▶ [What is being asked]: Find the lines of data that contain the string "title", then list them.

(Records from a collection)
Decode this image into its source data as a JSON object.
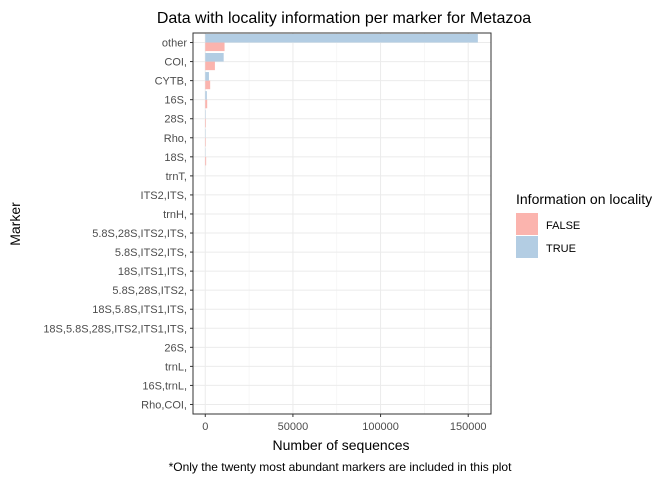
{
  "chart_data": {
    "type": "bar",
    "orientation": "horizontal",
    "title": "Data with locality information per marker for Metazoa",
    "xlabel": "Number of sequences",
    "ylabel": "Marker",
    "caption": "*Only the twenty most abundant markers are included in this plot",
    "xlim": [
      -7000,
      163000
    ],
    "xticks": [
      0,
      50000,
      100000,
      150000
    ],
    "xtick_labels": [
      "0",
      "50000",
      "100000",
      "150000"
    ],
    "grid": true,
    "legend": {
      "title": "Information on locality",
      "position": "right",
      "entries": [
        {
          "name": "FALSE",
          "color": "#FBB4AE"
        },
        {
          "name": "TRUE",
          "color": "#B3CDE3"
        }
      ]
    },
    "categories": [
      "other",
      "COI,",
      "CYTB,",
      "16S,",
      "28S,",
      "Rho,",
      "18S,",
      "trnT,",
      "ITS2,ITS,",
      "trnH,",
      "5.8S,28S,ITS2,ITS,",
      "5.8S,ITS2,ITS,",
      "18S,ITS1,ITS,",
      "5.8S,28S,ITS2,",
      "18S,5.8S,ITS1,ITS,",
      "18S,5.8S,28S,ITS2,ITS1,ITS,",
      "26S,",
      "trnL,",
      "16S,trnL,",
      "Rho,COI,"
    ],
    "series": [
      {
        "name": "FALSE",
        "color": "#FBB4AE",
        "values": [
          11000,
          5500,
          2800,
          1100,
          350,
          300,
          500,
          0,
          0,
          0,
          0,
          0,
          0,
          0,
          0,
          0,
          0,
          0,
          0,
          0
        ]
      },
      {
        "name": "TRUE",
        "color": "#B3CDE3",
        "values": [
          155500,
          10500,
          2100,
          900,
          250,
          200,
          150,
          0,
          0,
          0,
          0,
          0,
          0,
          0,
          0,
          0,
          0,
          0,
          0,
          0
        ]
      }
    ]
  }
}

▶ [Written response]:
    "title": "Data with locality information per marker for Metazoa",
      "title": "Information on locality",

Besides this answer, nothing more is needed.